— Work instructions —
Find the string "CH₃OH" in the data, then copy every line where it is found.

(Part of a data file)
++++++
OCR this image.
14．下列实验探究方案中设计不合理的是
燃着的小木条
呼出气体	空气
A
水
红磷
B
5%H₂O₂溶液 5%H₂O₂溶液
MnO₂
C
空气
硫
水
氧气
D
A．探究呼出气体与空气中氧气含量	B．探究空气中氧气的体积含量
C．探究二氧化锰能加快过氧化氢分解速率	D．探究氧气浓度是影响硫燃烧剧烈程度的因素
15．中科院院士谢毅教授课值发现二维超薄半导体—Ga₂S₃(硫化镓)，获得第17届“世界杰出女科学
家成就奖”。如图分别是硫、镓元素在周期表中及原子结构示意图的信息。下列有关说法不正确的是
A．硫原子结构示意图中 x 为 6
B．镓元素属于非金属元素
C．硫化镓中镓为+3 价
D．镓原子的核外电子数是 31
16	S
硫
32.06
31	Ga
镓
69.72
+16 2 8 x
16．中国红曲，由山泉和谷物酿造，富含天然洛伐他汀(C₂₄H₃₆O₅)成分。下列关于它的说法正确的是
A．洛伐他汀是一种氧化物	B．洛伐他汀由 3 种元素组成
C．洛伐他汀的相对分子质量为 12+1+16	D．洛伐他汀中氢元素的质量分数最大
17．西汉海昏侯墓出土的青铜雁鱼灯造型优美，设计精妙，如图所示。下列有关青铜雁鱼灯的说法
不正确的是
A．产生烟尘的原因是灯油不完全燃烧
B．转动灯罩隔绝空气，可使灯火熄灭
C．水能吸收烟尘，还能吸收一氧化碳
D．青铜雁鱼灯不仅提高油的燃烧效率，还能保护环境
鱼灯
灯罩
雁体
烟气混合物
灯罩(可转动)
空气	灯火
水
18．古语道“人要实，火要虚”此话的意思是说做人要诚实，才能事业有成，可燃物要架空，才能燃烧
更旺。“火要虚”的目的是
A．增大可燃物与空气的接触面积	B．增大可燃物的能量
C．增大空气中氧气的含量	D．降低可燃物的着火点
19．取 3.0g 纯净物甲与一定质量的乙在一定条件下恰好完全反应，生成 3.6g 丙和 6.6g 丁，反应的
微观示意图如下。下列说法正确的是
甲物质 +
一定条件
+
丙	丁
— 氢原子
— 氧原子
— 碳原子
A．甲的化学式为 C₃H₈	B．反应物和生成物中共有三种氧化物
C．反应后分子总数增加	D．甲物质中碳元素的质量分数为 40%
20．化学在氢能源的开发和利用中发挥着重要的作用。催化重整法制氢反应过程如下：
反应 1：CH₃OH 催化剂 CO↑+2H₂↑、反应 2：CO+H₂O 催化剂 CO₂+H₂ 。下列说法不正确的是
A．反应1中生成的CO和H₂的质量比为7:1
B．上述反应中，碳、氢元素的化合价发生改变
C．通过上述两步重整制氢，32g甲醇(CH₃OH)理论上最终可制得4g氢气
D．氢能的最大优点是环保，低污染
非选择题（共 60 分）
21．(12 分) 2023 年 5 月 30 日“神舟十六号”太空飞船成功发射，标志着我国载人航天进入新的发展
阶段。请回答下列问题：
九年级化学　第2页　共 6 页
++++++
— Task answer —
反应 1：CH₃OH 催化剂 CO↑+2H₂↑、反应 2：CO+H₂O 催化剂 CO₂+H₂ 。下列说法不正确的是
C．通过上述两步重整制氢，32g甲醇(CH₃OH)理论上最终可制得4g氢气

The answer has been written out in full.